Task statement: Filter the entries below, keeping every line that has the word "налогов".

(Data records)
▽
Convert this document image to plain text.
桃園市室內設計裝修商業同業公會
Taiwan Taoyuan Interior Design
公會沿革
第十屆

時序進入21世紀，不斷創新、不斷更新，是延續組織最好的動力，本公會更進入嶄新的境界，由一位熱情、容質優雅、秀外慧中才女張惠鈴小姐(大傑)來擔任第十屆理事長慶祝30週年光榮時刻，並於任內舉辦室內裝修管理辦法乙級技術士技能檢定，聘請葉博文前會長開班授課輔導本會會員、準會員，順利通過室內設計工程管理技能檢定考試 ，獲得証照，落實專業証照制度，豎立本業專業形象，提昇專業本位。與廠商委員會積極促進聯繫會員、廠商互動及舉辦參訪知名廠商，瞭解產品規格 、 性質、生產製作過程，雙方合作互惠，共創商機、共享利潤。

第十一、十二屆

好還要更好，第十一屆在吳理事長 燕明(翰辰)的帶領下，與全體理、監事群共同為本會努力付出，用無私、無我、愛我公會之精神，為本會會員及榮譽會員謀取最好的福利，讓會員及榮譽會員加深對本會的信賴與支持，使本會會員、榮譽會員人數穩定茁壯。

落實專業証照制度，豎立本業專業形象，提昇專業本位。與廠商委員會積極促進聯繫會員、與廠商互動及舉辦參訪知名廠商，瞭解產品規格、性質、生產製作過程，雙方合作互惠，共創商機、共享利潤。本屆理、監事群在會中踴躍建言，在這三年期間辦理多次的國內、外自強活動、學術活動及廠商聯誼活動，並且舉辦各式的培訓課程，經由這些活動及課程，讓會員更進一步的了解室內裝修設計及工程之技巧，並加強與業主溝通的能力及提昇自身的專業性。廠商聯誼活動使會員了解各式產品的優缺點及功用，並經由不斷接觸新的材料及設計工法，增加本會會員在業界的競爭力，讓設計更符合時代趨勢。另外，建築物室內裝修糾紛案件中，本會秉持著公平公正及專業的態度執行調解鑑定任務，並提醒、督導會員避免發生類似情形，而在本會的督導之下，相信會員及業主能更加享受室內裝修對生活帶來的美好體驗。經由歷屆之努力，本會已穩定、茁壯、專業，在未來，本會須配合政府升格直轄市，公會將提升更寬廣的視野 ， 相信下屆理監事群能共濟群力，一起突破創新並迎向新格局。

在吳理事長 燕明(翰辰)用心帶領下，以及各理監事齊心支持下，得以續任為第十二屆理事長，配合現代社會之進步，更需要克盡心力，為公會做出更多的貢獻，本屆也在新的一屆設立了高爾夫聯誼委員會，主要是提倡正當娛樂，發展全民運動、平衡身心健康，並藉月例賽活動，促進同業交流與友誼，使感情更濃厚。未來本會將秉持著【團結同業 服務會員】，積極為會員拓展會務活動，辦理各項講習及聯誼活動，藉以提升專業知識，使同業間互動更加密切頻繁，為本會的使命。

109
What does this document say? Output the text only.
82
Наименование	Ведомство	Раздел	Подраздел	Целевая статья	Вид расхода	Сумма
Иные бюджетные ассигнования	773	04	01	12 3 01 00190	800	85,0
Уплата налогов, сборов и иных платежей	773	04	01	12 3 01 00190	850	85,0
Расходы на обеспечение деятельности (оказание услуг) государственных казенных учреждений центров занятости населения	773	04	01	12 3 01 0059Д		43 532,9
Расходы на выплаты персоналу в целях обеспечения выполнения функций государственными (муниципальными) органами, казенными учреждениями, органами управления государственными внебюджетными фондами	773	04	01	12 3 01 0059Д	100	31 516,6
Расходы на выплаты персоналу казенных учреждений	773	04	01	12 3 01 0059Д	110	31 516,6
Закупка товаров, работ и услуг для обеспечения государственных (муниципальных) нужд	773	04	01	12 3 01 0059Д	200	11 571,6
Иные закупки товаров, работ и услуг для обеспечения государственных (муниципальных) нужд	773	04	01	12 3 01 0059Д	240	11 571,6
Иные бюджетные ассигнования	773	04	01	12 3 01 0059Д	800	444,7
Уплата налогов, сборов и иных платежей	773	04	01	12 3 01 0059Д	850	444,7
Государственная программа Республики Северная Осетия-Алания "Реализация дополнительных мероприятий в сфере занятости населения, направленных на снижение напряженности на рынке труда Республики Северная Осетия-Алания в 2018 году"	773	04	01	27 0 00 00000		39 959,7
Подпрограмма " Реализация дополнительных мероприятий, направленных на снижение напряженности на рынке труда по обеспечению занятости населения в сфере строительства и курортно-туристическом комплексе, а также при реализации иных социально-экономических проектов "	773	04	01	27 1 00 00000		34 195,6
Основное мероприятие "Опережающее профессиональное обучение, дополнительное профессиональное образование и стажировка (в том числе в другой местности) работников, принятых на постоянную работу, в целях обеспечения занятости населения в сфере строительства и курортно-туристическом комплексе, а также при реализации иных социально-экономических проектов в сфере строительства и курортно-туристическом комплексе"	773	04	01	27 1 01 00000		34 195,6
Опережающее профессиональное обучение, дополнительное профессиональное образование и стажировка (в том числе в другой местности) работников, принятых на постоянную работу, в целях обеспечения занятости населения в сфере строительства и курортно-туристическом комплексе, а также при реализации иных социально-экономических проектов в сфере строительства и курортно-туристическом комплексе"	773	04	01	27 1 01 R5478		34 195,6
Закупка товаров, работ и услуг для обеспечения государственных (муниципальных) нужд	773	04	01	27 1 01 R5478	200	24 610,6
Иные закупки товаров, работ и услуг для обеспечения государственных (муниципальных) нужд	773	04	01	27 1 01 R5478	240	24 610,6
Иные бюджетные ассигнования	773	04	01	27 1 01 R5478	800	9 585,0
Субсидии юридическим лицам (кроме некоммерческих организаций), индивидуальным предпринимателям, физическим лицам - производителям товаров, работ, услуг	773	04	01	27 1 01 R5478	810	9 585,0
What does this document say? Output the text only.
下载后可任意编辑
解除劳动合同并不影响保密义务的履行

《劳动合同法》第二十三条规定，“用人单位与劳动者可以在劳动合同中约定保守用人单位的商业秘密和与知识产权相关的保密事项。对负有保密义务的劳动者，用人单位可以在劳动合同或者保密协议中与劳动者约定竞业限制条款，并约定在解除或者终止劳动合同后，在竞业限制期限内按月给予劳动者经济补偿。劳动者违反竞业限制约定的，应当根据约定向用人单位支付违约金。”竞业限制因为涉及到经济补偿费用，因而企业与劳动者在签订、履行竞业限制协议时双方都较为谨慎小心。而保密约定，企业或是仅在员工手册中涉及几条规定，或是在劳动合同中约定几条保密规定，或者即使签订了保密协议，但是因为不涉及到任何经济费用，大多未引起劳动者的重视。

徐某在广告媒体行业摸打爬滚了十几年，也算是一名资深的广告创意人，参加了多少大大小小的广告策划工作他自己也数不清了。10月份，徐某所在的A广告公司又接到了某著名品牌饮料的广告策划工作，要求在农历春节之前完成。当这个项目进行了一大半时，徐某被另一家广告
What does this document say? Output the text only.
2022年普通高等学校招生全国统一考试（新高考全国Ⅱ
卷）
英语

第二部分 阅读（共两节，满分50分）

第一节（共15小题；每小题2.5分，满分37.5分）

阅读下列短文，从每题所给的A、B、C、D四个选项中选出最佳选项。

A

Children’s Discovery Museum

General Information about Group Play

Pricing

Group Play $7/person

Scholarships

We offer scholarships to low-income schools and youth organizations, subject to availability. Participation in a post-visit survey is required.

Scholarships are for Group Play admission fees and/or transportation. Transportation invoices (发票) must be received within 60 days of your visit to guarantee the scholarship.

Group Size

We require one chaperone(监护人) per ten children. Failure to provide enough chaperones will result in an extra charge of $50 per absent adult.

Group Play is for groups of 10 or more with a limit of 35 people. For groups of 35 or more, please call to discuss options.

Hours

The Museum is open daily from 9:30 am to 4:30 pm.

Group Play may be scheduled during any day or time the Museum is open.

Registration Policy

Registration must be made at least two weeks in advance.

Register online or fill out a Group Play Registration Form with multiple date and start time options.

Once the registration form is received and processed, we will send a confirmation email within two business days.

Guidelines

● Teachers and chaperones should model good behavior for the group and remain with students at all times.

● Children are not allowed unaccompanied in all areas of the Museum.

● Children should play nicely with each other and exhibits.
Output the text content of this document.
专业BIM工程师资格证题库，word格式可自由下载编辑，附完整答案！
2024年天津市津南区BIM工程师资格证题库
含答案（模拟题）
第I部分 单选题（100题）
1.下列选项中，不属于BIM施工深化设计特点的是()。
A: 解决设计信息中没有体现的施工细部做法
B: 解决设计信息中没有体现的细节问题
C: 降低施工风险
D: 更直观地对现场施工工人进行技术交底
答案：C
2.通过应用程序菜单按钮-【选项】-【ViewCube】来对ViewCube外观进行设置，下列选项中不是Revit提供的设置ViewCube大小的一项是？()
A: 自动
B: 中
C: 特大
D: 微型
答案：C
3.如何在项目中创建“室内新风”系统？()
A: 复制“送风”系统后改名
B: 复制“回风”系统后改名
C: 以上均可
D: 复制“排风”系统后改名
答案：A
△
Worked answer:
Уплата налогов, сборов и иных платежей	773	04	01	12 3 01 00190	850	85,0
Уплата налогов, сборов и иных платежей	773	04	01	12 3 01 0059Д	850	444,7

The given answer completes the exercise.